From the line that contains "Output the text content of this document." through the closing line of the entries, write out each line exactly; pictures stay out.

Dataset items
☆ ☆ ☆ ☆ ☆ ☆ ☆
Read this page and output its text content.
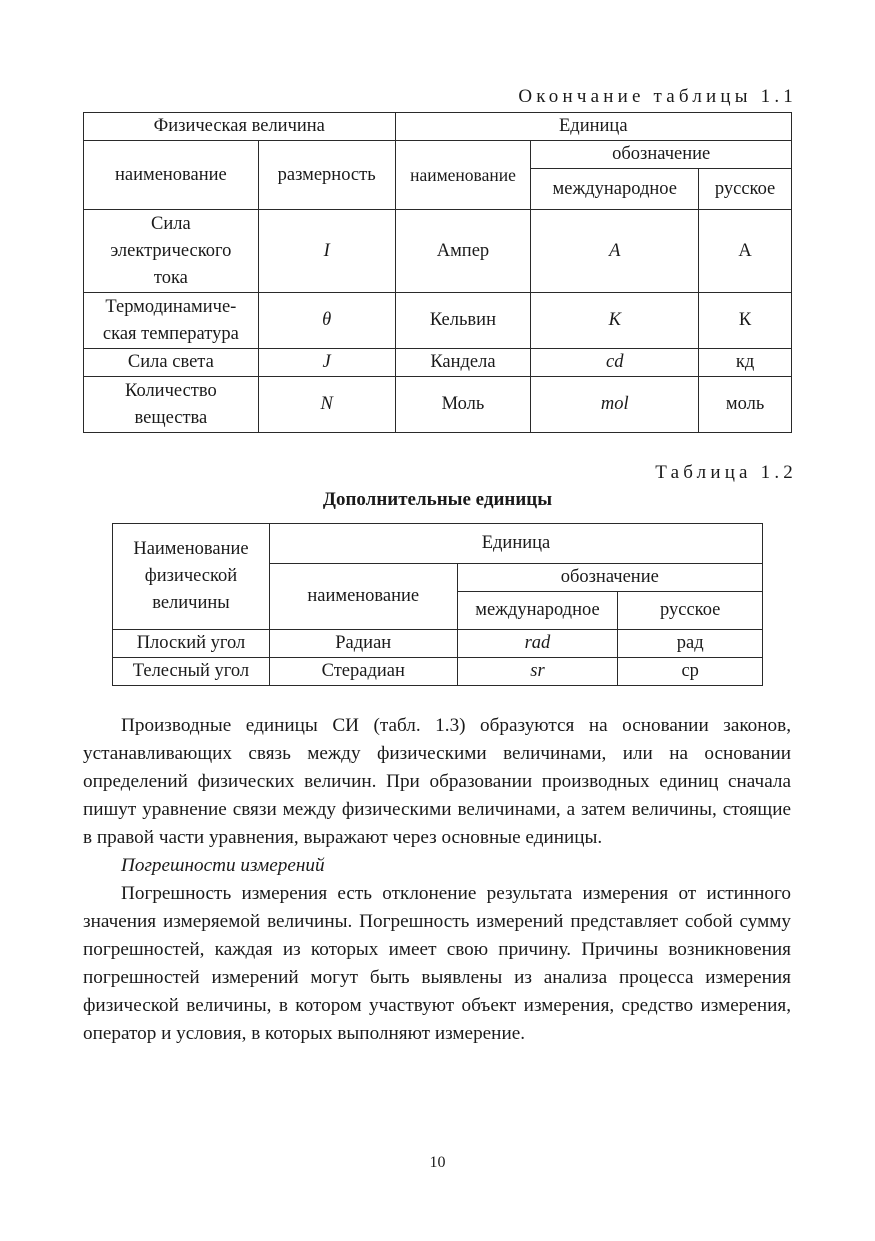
Окончание таблицы 1.1
Физическая величина		Единица		
наименование	размерность	наименование	обозначение	
			международное	русское
Сила
электрического
тока	I	Ампер	A	А
Термодинамиче-
ская температура	θ	Кельвин	K	К
Сила света	J	Кандела	cd	кд
Количество
вещества	N	Моль	mol	моль
Таблица 1.2
Дополнительные единицы
Наименование физической величины	Единица		
	наименование	обозначение	
		международное	русское
Плоский угол	Радиан	rad	рад
Телесный угол	Стерадиан	sr	ср

Производные единицы СИ (табл. 1.3) образуются на основании законов, устанавливающих связь между физическими величинами, или на основании определений физических величин. При образовании производных единиц сначала пишут уравнение связи между физическими величинами, а затем величины, стоящие в правой части уравнения, выражают через основные единицы.

Погрешности измерений

Погрешность измерения есть отклонение результата измерения от истинного значения измеряемой величины. Погрешность измерений представляет собой сумму погрешностей, каждая из которых имеет свою причину. Причины возникновения погрешностей измерений могут быть выявлены из анализа процесса измерения физической величины, в котором участвуют объект измерения, средство измерения, оператор и условия, в которых выполняют измерение.

10
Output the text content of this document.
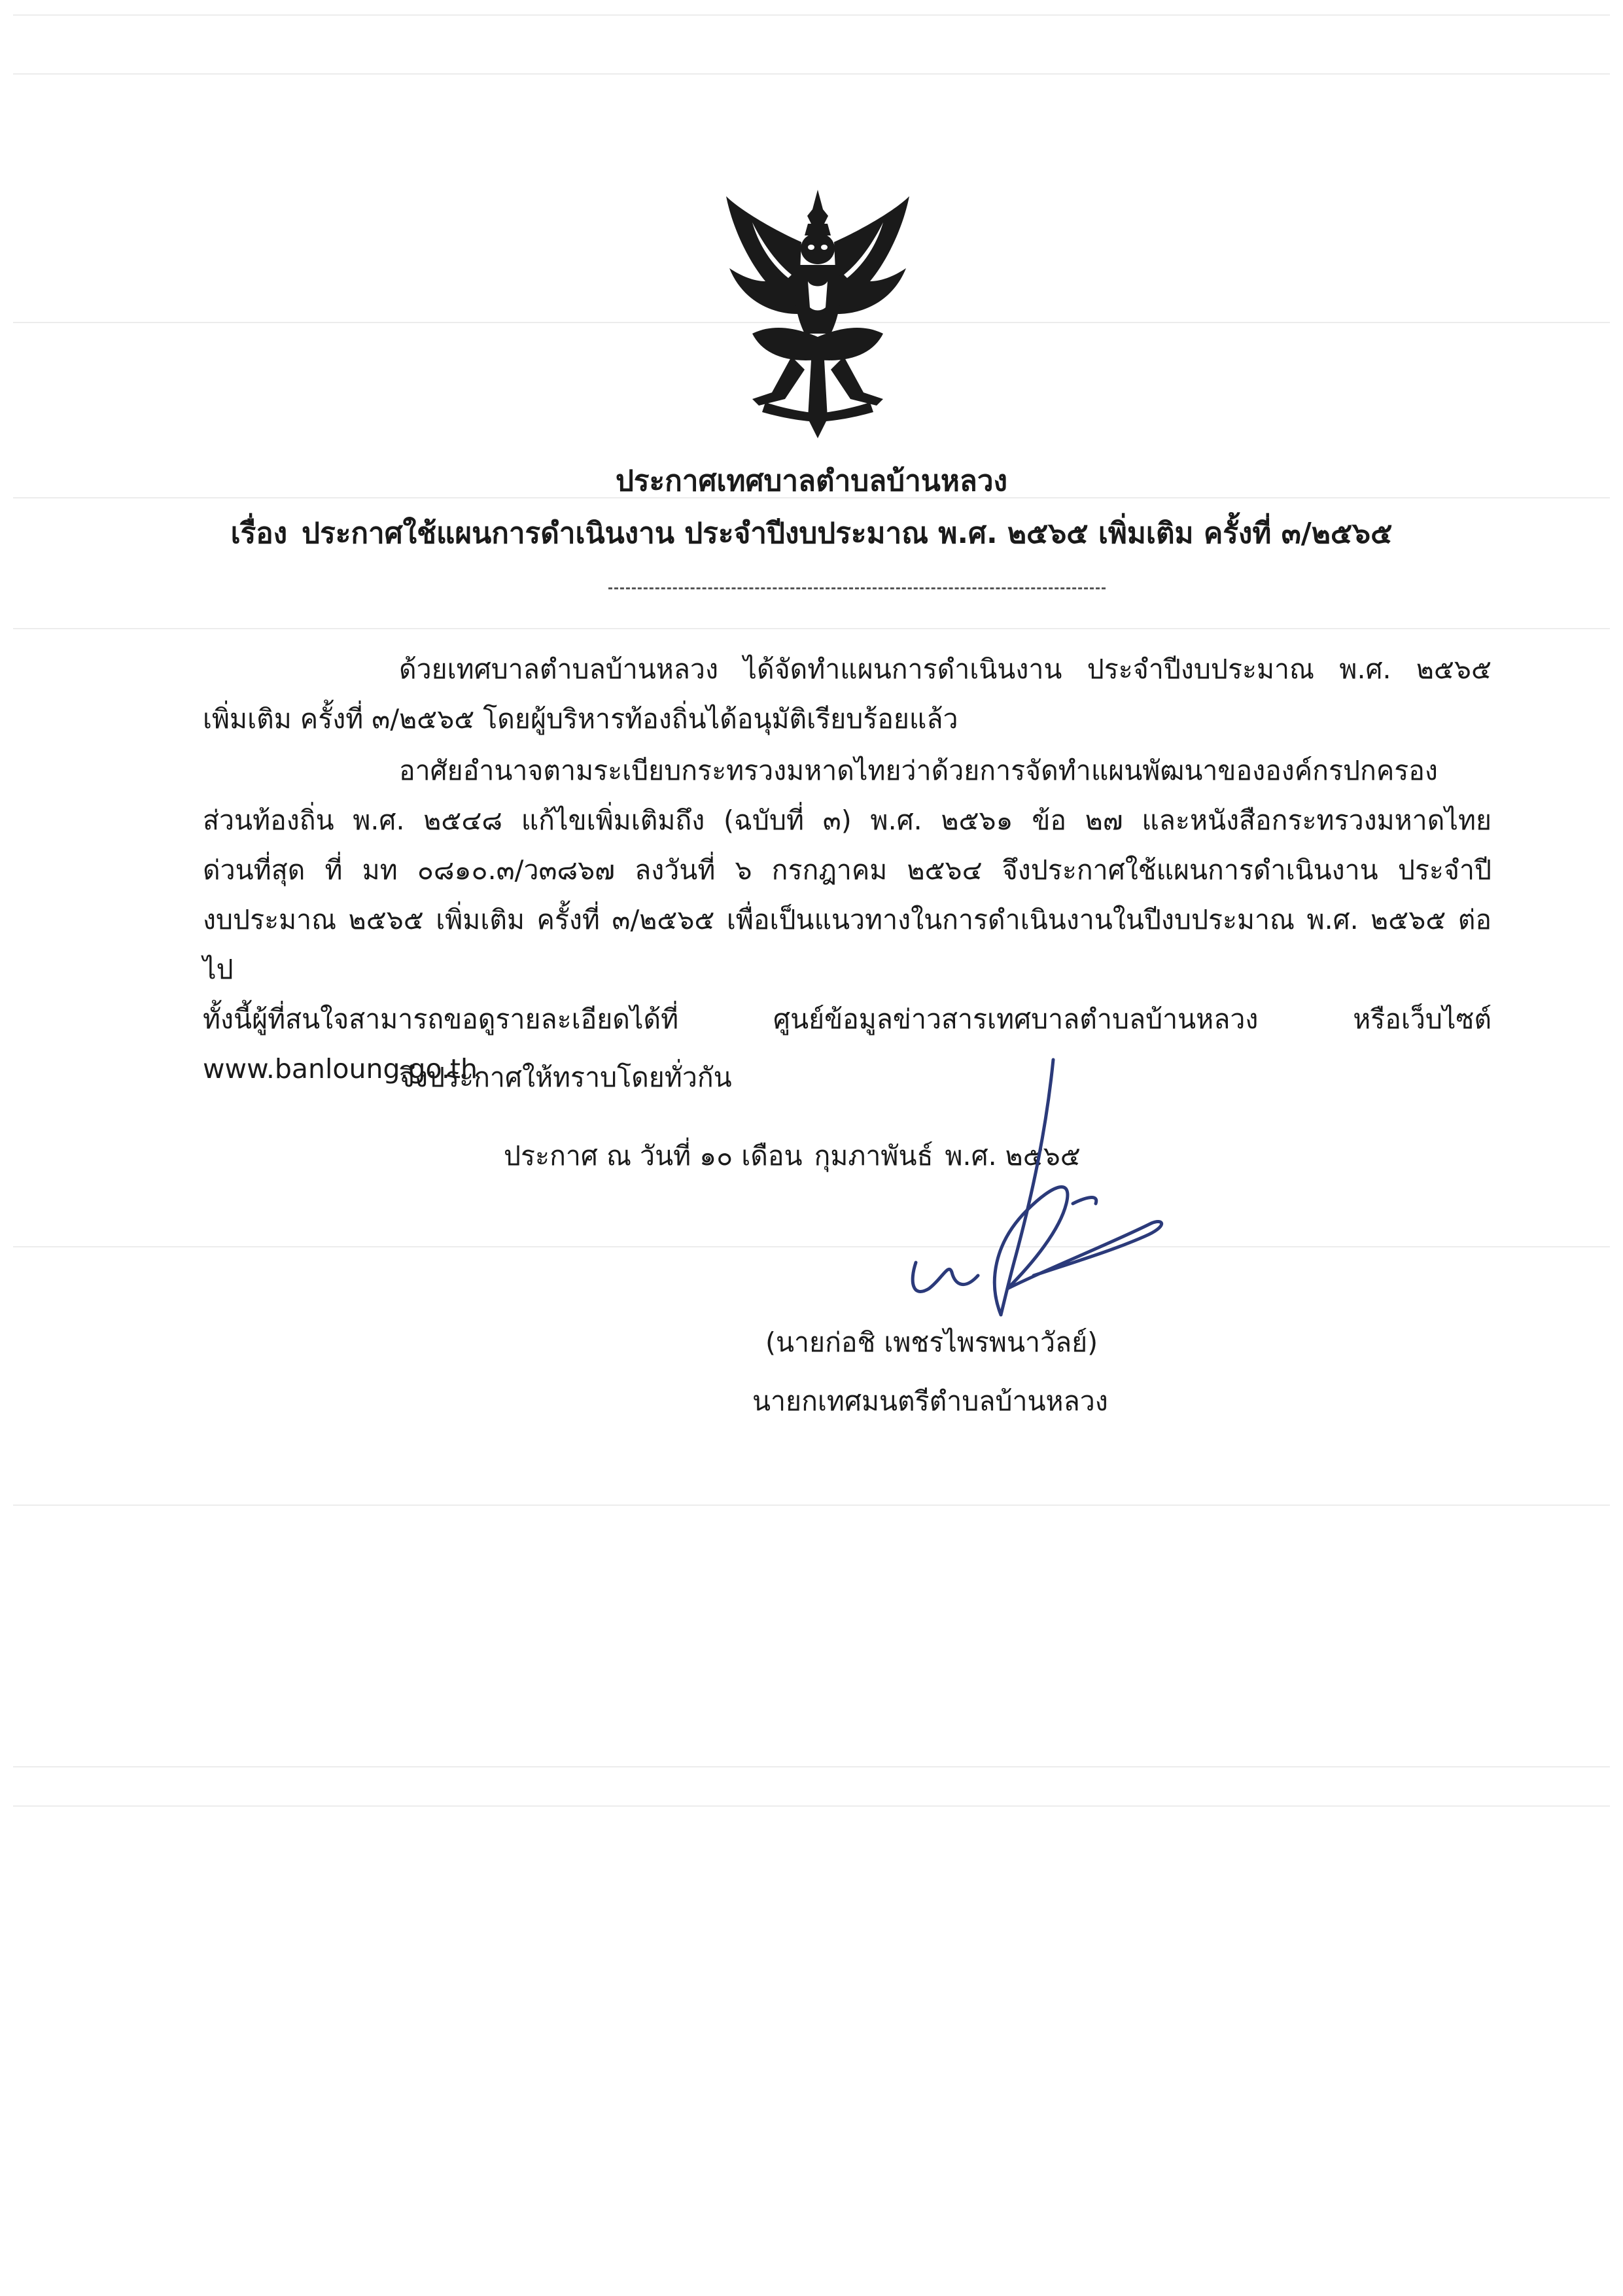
ประกาศเทศบาลตำบลบ้านหลวง
เรื่อง ประกาศใช้แผนการดำเนินงาน ประจำปีงบประมาณ พ.ศ. ๒๕๖๕ เพิ่มเติม ครั้งที่ ๓/๒๕๖๕
ด้วยเทศบาลตำบลบ้านหลวง ได้จัดทำแผนการดำเนินงาน ประจำปีงบประมาณ พ.ศ. ๒๕๖๕
เพิ่มเติม ครั้งที่ ๓/๒๕๖๕ โดยผู้บริหารท้องถิ่นได้อนุมัติเรียบร้อยแล้ว
อาศัยอำนาจตามระเบียบกระทรวงมหาดไทยว่าด้วยการจัดทำแผนพัฒนาขององค์กรปกครอง
ส่วนท้องถิ่น พ.ศ. ๒๕๔๘ แก้ไขเพิ่มเติมถึง (ฉบับที่ ๓) พ.ศ. ๒๕๖๑ ข้อ ๒๗ และหนังสือกระทรวงมหาดไทย
ด่วนที่สุด ที่ มท ๐๘๑๐.๓/ว๓๘๖๗ ลงวันที่ ๖ กรกฎาคม ๒๕๖๔ จึงประกาศใช้แผนการดำเนินงาน ประจำปี
งบประมาณ ๒๕๖๕ เพิ่มเติม ครั้งที่ ๓/๒๕๖๕ เพื่อเป็นแนวทางในการดำเนินงานในปีงบประมาณ พ.ศ. ๒๕๖๕ ต่อไป
ทั้งนี้ผู้ที่สนใจสามารถขอดูรายละเอียดได้ที่ ศูนย์ข้อมูลข่าวสารเทศบาลตำบลบ้านหลวง หรือเว็บไซต์
www.banloung.go.th
จึงประกาศให้ทราบโดยทั่วกัน
ประกาศ ณ วันที่ ๑๐ เดือน กุมภาพันธ์ พ.ศ. ๒๕๖๕
(นายก่อชิ เพชรไพรพนาวัลย์)
นายกเทศมนตรีตำบลบ้านหลวง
☆ ☆ ☆ ☆ ☆ ☆ ☆
▶ **Written solution**:
Output the text content of this document.
ประกาศเทศบาลตำบลบ้านหลวง
เรื่อง ประกาศใช้แผนการดำเนินงาน ประจำปีงบประมาณ พ.ศ. ๒๕๖๕ เพิ่มเติม ครั้งที่ ๓/๒๕๖๕
ด้วยเทศบาลตำบลบ้านหลวง ได้จัดทำแผนการดำเนินงาน ประจำปีงบประมาณ พ.ศ. ๒๕๖๕
เพิ่มเติม ครั้งที่ ๓/๒๕๖๕ โดยผู้บริหารท้องถิ่นได้อนุมัติเรียบร้อยแล้ว
อาศัยอำนาจตามระเบียบกระทรวงมหาดไทยว่าด้วยการจัดทำแผนพัฒนาขององค์กรปกครอง
ส่วนท้องถิ่น พ.ศ. ๒๕๔๘ แก้ไขเพิ่มเติมถึง (ฉบับที่ ๓) พ.ศ. ๒๕๖๑ ข้อ ๒๗ และหนังสือกระทรวงมหาดไทย
ด่วนที่สุด ที่ มท ๐๘๑๐.๓/ว๓๘๖๗ ลงวันที่ ๖ กรกฎาคม ๒๕๖๔ จึงประกาศใช้แผนการดำเนินงาน ประจำปี
งบประมาณ ๒๕๖๕ เพิ่มเติม ครั้งที่ ๓/๒๕๖๕ เพื่อเป็นแนวทางในการดำเนินงานในปีงบประมาณ พ.ศ. ๒๕๖๕ ต่อไป
ทั้งนี้ผู้ที่สนใจสามารถขอดูรายละเอียดได้ที่ ศูนย์ข้อมูลข่าวสารเทศบาลตำบลบ้านหลวง หรือเว็บไซต์
www.banloung.go.th
จึงประกาศให้ทราบโดยทั่วกัน
ประกาศ ณ วันที่ ๑๐ เดือน กุมภาพันธ์ พ.ศ. ๒๕๖๕
(นายก่อชิ เพชรไพรพนาวัลย์)
นายกเทศมนตรีตำบลบ้านหลวง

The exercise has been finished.